Items from a figure collection
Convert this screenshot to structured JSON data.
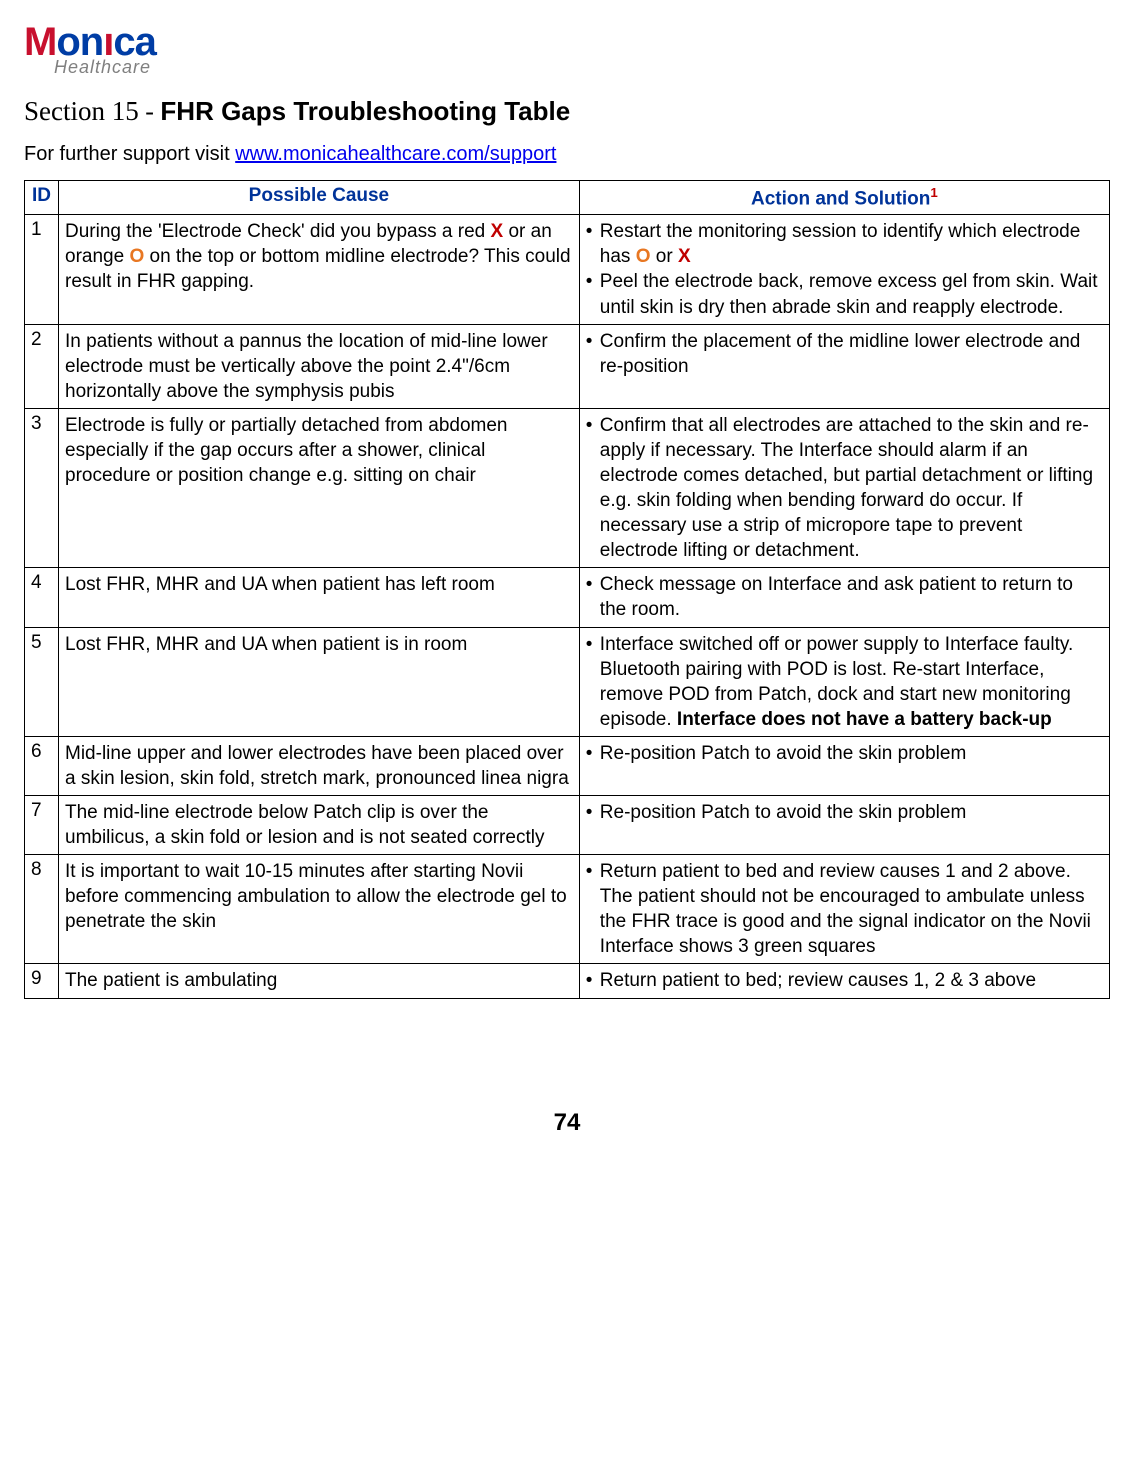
{
  "logo": {
    "brand_part1_red": "M",
    "brand_part2_blue": "on",
    "brand_part3_red": "ı",
    "brand_part4_blue": "ca",
    "tagline": "Healthcare"
  },
  "heading": {
    "section_prefix": "Section 15",
    "dash": " - ",
    "section_name": "FHR Gaps Troubleshooting Table"
  },
  "support": {
    "prefix": "For further support visit ",
    "link_text": "www.monicahealthcare.com/support",
    "link_href": "http://www.monicahealthcare.com/support"
  },
  "table": {
    "headers": {
      "id": "ID",
      "cause": "Possible Cause",
      "action": "Action and Solution",
      "action_sup": "1"
    },
    "rows": [
      {
        "id": "1",
        "cause_segments": [
          {
            "t": "During the 'Electrode Check' did you bypass a red "
          },
          {
            "t": "X",
            "cls": "redx"
          },
          {
            "t": " or an orange "
          },
          {
            "t": "O",
            "cls": "orgo"
          },
          {
            "t": " on the top or bottom midline electrode? This could result in FHR gapping."
          }
        ],
        "actions": [
          {
            "segments": [
              {
                "t": "Restart the monitoring session to identify which electrode has  "
              },
              {
                "t": "O",
                "cls": "orgo"
              },
              {
                "t": " or "
              },
              {
                "t": "X",
                "cls": "redx"
              }
            ]
          },
          {
            "segments": [
              {
                "t": "Peel the electrode back, remove excess gel from skin.  Wait until skin is dry then abrade skin and reapply electrode."
              }
            ]
          }
        ]
      },
      {
        "id": "2",
        "cause_segments": [
          {
            "t": "In patients without a pannus the location of mid-line lower electrode must be vertically above the point 2.4\"/6cm horizontally above the symphysis pubis"
          }
        ],
        "actions": [
          {
            "segments": [
              {
                "t": "Confirm the placement of the midline lower electrode and re-position"
              }
            ]
          }
        ]
      },
      {
        "id": "3",
        "cause_segments": [
          {
            "t": "Electrode is fully or partially detached from abdomen especially if the gap occurs after a shower, clinical procedure or position change e.g. sitting on chair"
          }
        ],
        "actions": [
          {
            "segments": [
              {
                "t": "Confirm that all electrodes are attached to the skin and re-apply if necessary.  The Interface should alarm if an electrode comes detached, but partial detachment or lifting e.g. skin folding when bending forward do occur.  If necessary use a strip of micropore tape to prevent electrode lifting or detachment."
              }
            ]
          }
        ]
      },
      {
        "id": "4",
        "cause_segments": [
          {
            "t": "Lost FHR, MHR and UA when patient has left room"
          }
        ],
        "actions": [
          {
            "segments": [
              {
                "t": "Check message on Interface and ask patient to return to the room."
              }
            ]
          }
        ]
      },
      {
        "id": "5",
        "cause_segments": [
          {
            "t": "Lost FHR, MHR and UA when patient is in room"
          }
        ],
        "actions": [
          {
            "segments": [
              {
                "t": "Interface switched off or power supply to Interface faulty.  Bluetooth pairing with POD is lost. Re-start Interface, remove POD from Patch, dock and start new monitoring episode. "
              },
              {
                "t": "Interface does not have a battery back-up",
                "cls": "bold"
              }
            ]
          }
        ]
      },
      {
        "id": "6",
        "cause_segments": [
          {
            "t": "Mid-line upper and lower electrodes have been placed over a skin lesion,  skin fold, stretch mark, pronounced linea nigra"
          }
        ],
        "actions": [
          {
            "segments": [
              {
                "t": "Re-position Patch to avoid the skin problem"
              }
            ]
          }
        ]
      },
      {
        "id": "7",
        "cause_segments": [
          {
            "t": "The mid-line electrode below Patch clip is over the umbilicus, a skin fold or lesion and is not seated correctly"
          }
        ],
        "actions": [
          {
            "segments": [
              {
                "t": "Re-position Patch to avoid the skin problem"
              }
            ]
          }
        ]
      },
      {
        "id": "8",
        "cause_segments": [
          {
            "t": "It is important to wait 10-15 minutes after starting Novii before commencing ambulation to allow the electrode gel to penetrate the skin"
          }
        ],
        "actions": [
          {
            "segments": [
              {
                "t": "Return patient to bed and review causes 1 and 2 above.  The patient should not be encouraged to ambulate unless the FHR trace is good and the signal indicator on the Novii Interface shows 3 green squares"
              }
            ]
          }
        ]
      },
      {
        "id": "9",
        "cause_segments": [
          {
            "t": "The patient is ambulating"
          }
        ],
        "actions": [
          {
            "segments": [
              {
                "t": "Return patient to bed; review causes 1, 2 & 3 above"
              }
            ]
          }
        ]
      }
    ]
  },
  "page_number": "74",
  "colors": {
    "header_text": "#003399",
    "red_x": "#c00000",
    "orange_o": "#e87722",
    "link": "#0000ee",
    "border": "#000000",
    "logo_red": "#c8102e",
    "logo_blue": "#003da5",
    "logo_tag": "#808080"
  }
}
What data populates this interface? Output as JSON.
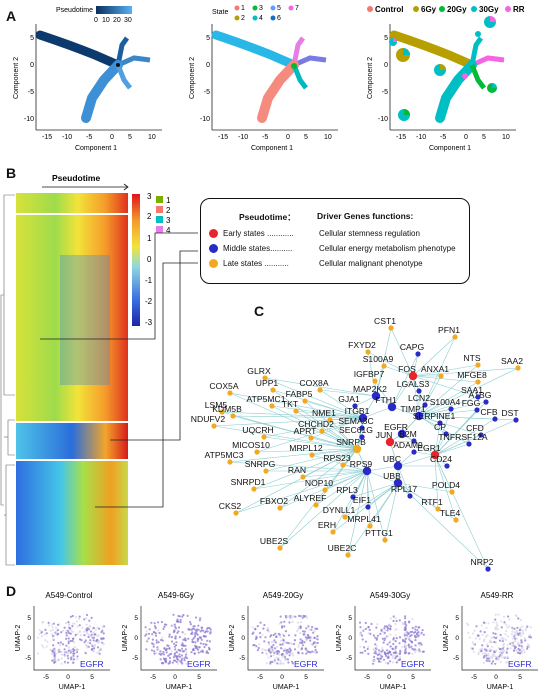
{
  "panels": {
    "a": "A",
    "b": "B",
    "c": "C",
    "d": "D"
  },
  "panel_a": {
    "plot1": {
      "legend_title": "Pseudotime",
      "ticks": [
        "0",
        "10",
        "20",
        "30"
      ]
    },
    "plot2": {
      "legend_title": "State",
      "states": [
        {
          "label": "1",
          "color": "#f8766d"
        },
        {
          "label": "2",
          "color": "#b79f00"
        },
        {
          "label": "3",
          "color": "#00ba38"
        },
        {
          "label": "4",
          "color": "#00bfc4"
        },
        {
          "label": "5",
          "color": "#619cff"
        },
        {
          "label": "6",
          "color": "#1a6dc4"
        },
        {
          "label": "7",
          "color": "#f564e3"
        }
      ]
    },
    "plot3": {
      "groups": [
        {
          "label": "Control",
          "color": "#f8766d"
        },
        {
          "label": "6Gy",
          "color": "#b79f00"
        },
        {
          "label": "20Gy",
          "color": "#00ba38"
        },
        {
          "label": "30Gy",
          "color": "#00bfc4"
        },
        {
          "label": "RR",
          "color": "#f564e3"
        }
      ]
    },
    "xlabel": "Component 1",
    "ylabel": "Component 2",
    "xticks": [
      "-15",
      "-10",
      "-5",
      "0",
      "5",
      "10"
    ],
    "yticks": [
      "5",
      "0",
      "-5",
      "-10"
    ]
  },
  "panel_b": {
    "title": "Pseudotime",
    "color_scale": [
      "3",
      "2",
      "1",
      "0",
      "-1",
      "-2",
      "-3"
    ],
    "clusters": [
      {
        "label": "1",
        "color": "#7cae00"
      },
      {
        "label": "2",
        "color": "#f8766d"
      },
      {
        "label": "3",
        "color": "#00bfc4"
      },
      {
        "label": "4",
        "color": "#e87ce8"
      }
    ],
    "legend_box": {
      "head_left": "Pseudotime：",
      "head_right": "Driver Genes functions:",
      "rows": [
        {
          "label": "Early states ............",
          "desc": "Cellular stemness regulation",
          "color": "#e8242a"
        },
        {
          "label": "Middle states..........",
          "desc": "Cellular energy metabolism phenotype",
          "color": "#2a2ac8"
        },
        {
          "label": "Late states ...........",
          "desc": "Cellular malignant phenotype",
          "color": "#f2a91d"
        }
      ]
    }
  },
  "panel_c": {
    "genes": [
      {
        "name": "CST1",
        "c": "o"
      },
      {
        "name": "PFN1",
        "c": "o"
      },
      {
        "name": "FXYD2",
        "c": "o"
      },
      {
        "name": "CAPG",
        "c": "b"
      },
      {
        "name": "NTS",
        "c": "o"
      },
      {
        "name": "S100A9",
        "c": "o"
      },
      {
        "name": "SAA2",
        "c": "o"
      },
      {
        "name": "FOS",
        "c": "r"
      },
      {
        "name": "IGFBP7",
        "c": "o"
      },
      {
        "name": "ANXA1",
        "c": "o"
      },
      {
        "name": "MFGE8",
        "c": "o"
      },
      {
        "name": "GLRX",
        "c": "o"
      },
      {
        "name": "COX5A",
        "c": "o"
      },
      {
        "name": "COX8A",
        "c": "o"
      },
      {
        "name": "UPP1",
        "c": "o"
      },
      {
        "name": "LGALS3",
        "c": "b"
      },
      {
        "name": "MAP2K2",
        "c": "b"
      },
      {
        "name": "A1BG",
        "c": "b"
      },
      {
        "name": "FABP5",
        "c": "o"
      },
      {
        "name": "LSM5",
        "c": "o"
      },
      {
        "name": "ATP5MC1",
        "c": "o"
      },
      {
        "name": "GJA1",
        "c": "b"
      },
      {
        "name": "FTH1",
        "c": "b"
      },
      {
        "name": "LCN2",
        "c": "b"
      },
      {
        "name": "SAA1",
        "c": "b"
      },
      {
        "name": "KDM5B",
        "c": "o"
      },
      {
        "name": "TKT",
        "c": "o"
      },
      {
        "name": "ITGB1",
        "c": "b"
      },
      {
        "name": "TIMP1",
        "c": "b"
      },
      {
        "name": "S100A4",
        "c": "b"
      },
      {
        "name": "FGG",
        "c": "b"
      },
      {
        "name": "CFB",
        "c": "b"
      },
      {
        "name": "DST",
        "c": "b"
      },
      {
        "name": "NME1",
        "c": "o"
      },
      {
        "name": "SEMA3C",
        "c": "b"
      },
      {
        "name": "SERPINE1",
        "c": "b"
      },
      {
        "name": "NDUFV2",
        "c": "o"
      },
      {
        "name": "CHCHD2",
        "c": "o"
      },
      {
        "name": "APRT",
        "c": "o"
      },
      {
        "name": "SEC61G",
        "c": "b"
      },
      {
        "name": "EGFR",
        "c": "b"
      },
      {
        "name": "CP",
        "c": "b"
      },
      {
        "name": "CFD",
        "c": "b"
      },
      {
        "name": "UQCRH",
        "c": "o"
      },
      {
        "name": "B2M",
        "c": "b"
      },
      {
        "name": "TNFRSF12A",
        "c": "b"
      },
      {
        "name": "JUN",
        "c": "r"
      },
      {
        "name": "ADAM9",
        "c": "b"
      },
      {
        "name": "EGR1",
        "c": "r"
      },
      {
        "name": "MICOS10",
        "c": "o"
      },
      {
        "name": "SNRPB",
        "c": "o"
      },
      {
        "name": "MRPL12",
        "c": "o"
      },
      {
        "name": "ATP5MC3",
        "c": "o"
      },
      {
        "name": "CD24",
        "c": "b"
      },
      {
        "name": "RPS23",
        "c": "o"
      },
      {
        "name": "SNRPG",
        "c": "o"
      },
      {
        "name": "RAN",
        "c": "o"
      },
      {
        "name": "RPS9",
        "c": "b"
      },
      {
        "name": "UBC",
        "c": "b"
      },
      {
        "name": "SNRPD1",
        "c": "o"
      },
      {
        "name": "NOP10",
        "c": "o"
      },
      {
        "name": "RPL3",
        "c": "b"
      },
      {
        "name": "UBB",
        "c": "b"
      },
      {
        "name": "ALYREF",
        "c": "o"
      },
      {
        "name": "EIF1",
        "c": "b"
      },
      {
        "name": "RPL17",
        "c": "b"
      },
      {
        "name": "POLD4",
        "c": "o"
      },
      {
        "name": "FBXO2",
        "c": "o"
      },
      {
        "name": "DYNLL1",
        "c": "o"
      },
      {
        "name": "RTF1",
        "c": "o"
      },
      {
        "name": "CKS2",
        "c": "o"
      },
      {
        "name": "MRPL41",
        "c": "o"
      },
      {
        "name": "TLE4",
        "c": "o"
      },
      {
        "name": "ERH",
        "c": "o"
      },
      {
        "name": "PTTG1",
        "c": "o"
      },
      {
        "name": "UBE2S",
        "c": "o"
      },
      {
        "name": "UBE2C",
        "c": "o"
      },
      {
        "name": "NRP2",
        "c": "b"
      }
    ]
  },
  "panel_d": {
    "samples": [
      {
        "title": "A549-Control"
      },
      {
        "title": "A549-6Gy"
      },
      {
        "title": "A549-20Gy"
      },
      {
        "title": "A549-30Gy"
      },
      {
        "title": "A549-RR"
      }
    ],
    "gene_label": "EGFR",
    "xlabel": "UMAP-1",
    "ylabel": "UMAP-2",
    "xticks": [
      "-5",
      "0",
      "5"
    ],
    "yticks": [
      "5",
      "0",
      "-5"
    ]
  }
}
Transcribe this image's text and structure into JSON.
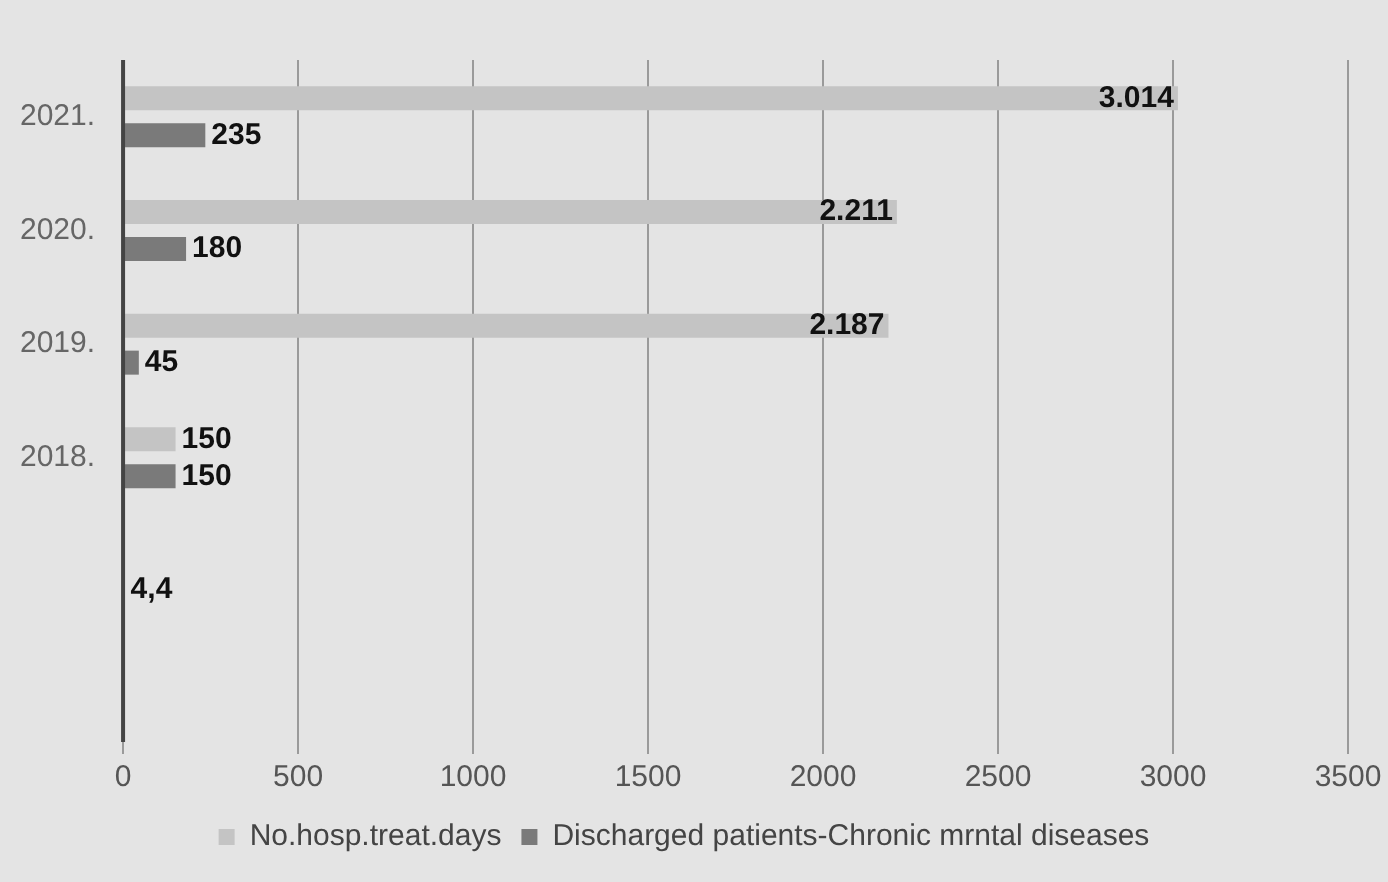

TASK:
Pull out each line of the entries that contains "data".

WRITTEN SOLUTION:
Convert this screenshot to structured JSON data.
What data populates this interface? Output as JSON.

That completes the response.